(WORK TO BE COMPLETED): Please format the entries below as a numbered list, leaving out any blank lines.

(ENTRIES PROVIDED):
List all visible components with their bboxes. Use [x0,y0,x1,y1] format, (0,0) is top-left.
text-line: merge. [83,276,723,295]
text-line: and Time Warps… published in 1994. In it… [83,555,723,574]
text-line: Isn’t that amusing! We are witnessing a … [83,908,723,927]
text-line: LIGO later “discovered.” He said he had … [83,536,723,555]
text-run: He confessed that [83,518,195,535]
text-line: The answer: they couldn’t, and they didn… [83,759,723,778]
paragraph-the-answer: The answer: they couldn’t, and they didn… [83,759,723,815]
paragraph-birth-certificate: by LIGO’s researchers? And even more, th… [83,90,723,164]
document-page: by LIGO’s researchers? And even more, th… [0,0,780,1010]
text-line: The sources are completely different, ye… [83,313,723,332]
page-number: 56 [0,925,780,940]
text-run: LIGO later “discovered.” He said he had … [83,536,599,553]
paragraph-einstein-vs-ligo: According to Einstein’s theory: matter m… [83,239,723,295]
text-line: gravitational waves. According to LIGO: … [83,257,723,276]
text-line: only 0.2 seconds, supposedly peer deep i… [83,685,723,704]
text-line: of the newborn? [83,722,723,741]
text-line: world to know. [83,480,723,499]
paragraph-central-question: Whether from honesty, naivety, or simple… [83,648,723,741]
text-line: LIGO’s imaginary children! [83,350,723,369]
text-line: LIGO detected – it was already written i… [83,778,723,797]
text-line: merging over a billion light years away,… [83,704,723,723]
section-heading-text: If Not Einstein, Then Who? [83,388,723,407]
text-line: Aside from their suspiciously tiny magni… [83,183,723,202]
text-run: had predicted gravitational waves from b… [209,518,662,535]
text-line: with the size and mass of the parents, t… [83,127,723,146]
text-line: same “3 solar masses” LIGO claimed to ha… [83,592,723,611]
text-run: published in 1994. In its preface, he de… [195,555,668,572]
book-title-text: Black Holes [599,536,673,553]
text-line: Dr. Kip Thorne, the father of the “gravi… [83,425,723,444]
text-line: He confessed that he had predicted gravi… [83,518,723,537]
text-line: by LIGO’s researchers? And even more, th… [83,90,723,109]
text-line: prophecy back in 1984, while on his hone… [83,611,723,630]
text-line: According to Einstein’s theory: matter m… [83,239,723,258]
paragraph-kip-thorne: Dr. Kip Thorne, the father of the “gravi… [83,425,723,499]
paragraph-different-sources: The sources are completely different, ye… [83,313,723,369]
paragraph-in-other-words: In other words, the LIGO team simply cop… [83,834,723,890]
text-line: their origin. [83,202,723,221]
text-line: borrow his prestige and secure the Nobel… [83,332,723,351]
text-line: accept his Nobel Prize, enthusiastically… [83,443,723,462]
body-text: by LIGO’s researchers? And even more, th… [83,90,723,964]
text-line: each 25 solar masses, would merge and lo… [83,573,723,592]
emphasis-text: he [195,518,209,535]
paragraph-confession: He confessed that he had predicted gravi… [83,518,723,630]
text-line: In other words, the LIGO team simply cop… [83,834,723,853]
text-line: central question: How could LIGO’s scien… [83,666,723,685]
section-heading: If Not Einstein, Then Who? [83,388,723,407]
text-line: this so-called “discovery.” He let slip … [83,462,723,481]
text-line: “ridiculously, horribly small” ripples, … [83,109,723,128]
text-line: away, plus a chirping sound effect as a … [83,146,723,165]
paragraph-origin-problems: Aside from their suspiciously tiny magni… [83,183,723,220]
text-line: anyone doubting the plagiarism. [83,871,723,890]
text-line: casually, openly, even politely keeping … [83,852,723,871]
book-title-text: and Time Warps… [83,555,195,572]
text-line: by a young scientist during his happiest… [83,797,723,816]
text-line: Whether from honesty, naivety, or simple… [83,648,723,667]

(SOLUTION TO THE EXERCISE):
1. List all visible components with their bboxes. Use [x0,y0,x1,y1] format, (0,0) is top-left.
2. text-line: merge. [83,276,723,295]
3. text-line: and Time Warps… published in 1994. In it… [83,555,723,574]
4. text-line: Isn’t that amusing! We are witnessing a … [83,908,723,927]
5. text-line: LIGO later “discovered.” He said he had … [83,536,723,555]
6. text-run: He confessed that [83,518,195,535]
7. text-line: The answer: they couldn’t, and they didn… [83,759,723,778]
8. paragraph-the-answer: The answer: they couldn’t, and they didn… [83,759,723,815]
9. paragraph-birth-certificate: by LIGO’s researchers? And even more, th… [83,90,723,164]
10. document-page: by LIGO’s researchers? And even more, th… [0,0,780,1010]
11. text-line: The sources are completely different, ye… [83,313,723,332]
12. page-number: 56 [0,925,780,940]
13. text-run: LIGO later “discovered.” He said he had … [83,536,599,553]
14. paragraph-einstein-vs-ligo: According to Einstein’s theory: matter m… [83,239,723,295]
15. text-line: gravitational waves. According to LIGO: … [83,257,723,276]
16. text-line: only 0.2 seconds, supposedly peer deep i… [83,685,723,704]
17. text-line: of the newborn? [83,722,723,741]
18. text-line: world to know. [83,480,723,499]
19. paragraph-central-question: Whether from honesty, naivety, or simple… [83,648,723,741]
20. text-line: LIGO’s imaginary children! [83,350,723,369]
21. text-line: LIGO detected – it was already written i… [83,778,723,797]
22. text-line: merging over a billion light years away,… [83,704,723,723]
23. section-heading-text: If Not Einstein, Then Who? [83,388,723,407]
24. text-line: Aside from their suspiciously tiny magni… [83,183,723,202]
25. text-run: had predicted gravitational waves from b… [209,518,662,535]
26. text-line: with the size and mass of the parents, t… [83,127,723,146]
27. text-line: same “3 solar masses” LIGO claimed to ha… [83,592,723,611]
28. text-run: published in 1994. In its preface, he de… [195,555,668,572]
29. book-title-text: Black Holes [599,536,673,553]
30. text-line: Dr. Kip Thorne, the father of the “gravi… [83,425,723,444]
31. text-line: He confessed that he had predicted gravi… [83,518,723,537]
32. text-line: by LIGO’s researchers? And even more, th… [83,90,723,109]
33. text-line: prophecy back in 1984, while on his hone… [83,611,723,630]
34. text-line: According to Einstein’s theory: matter m… [83,239,723,258]
35. paragraph-kip-thorne: Dr. Kip Thorne, the father of the “gravi… [83,425,723,499]
36. paragraph-different-sources: The sources are completely different, ye… [83,313,723,369]
37. paragraph-in-other-words: In other words, the LIGO team simply cop… [83,834,723,890]
38. text-line: their origin. [83,202,723,221]
39. text-line: borrow his prestige and secure the Nobel… [83,332,723,351]
40. text-line: accept his Nobel Prize, enthusiastically… [83,443,723,462]
41. body-text: by LIGO’s researchers? And even more, th… [83,90,723,964]
42. text-line: each 25 solar masses, would merge and lo… [83,573,723,592]
43. emphasis-text: he [195,518,209,535]
44. paragraph-confession: He confessed that he had predicted gravi… [83,518,723,630]
45. text-line: In other words, the LIGO team simply cop… [83,834,723,853]
46. text-line: central question: How could LIGO’s scien… [83,666,723,685]
47. section-heading: If Not Einstein, Then Who? [83,388,723,407]
48. text-line: this so-called “discovery.” He let slip … [83,462,723,481]
49. text-line: “ridiculously, horribly small” ripples, … [83,109,723,128]
50. text-line: away, plus a chirping sound effect as a … [83,146,723,165]
51. paragraph-origin-problems: Aside from their suspiciously tiny magni… [83,183,723,220]
52. text-line: anyone doubting the plagiarism. [83,871,723,890]
53. text-line: casually, openly, even politely keeping … [83,852,723,871]
54. book-title-text: and Time Warps… [83,555,195,572]
55. text-line: by a young scientist during his happiest… [83,797,723,816]
56. text-line: Whether from honesty, naivety, or simple… [83,648,723,667]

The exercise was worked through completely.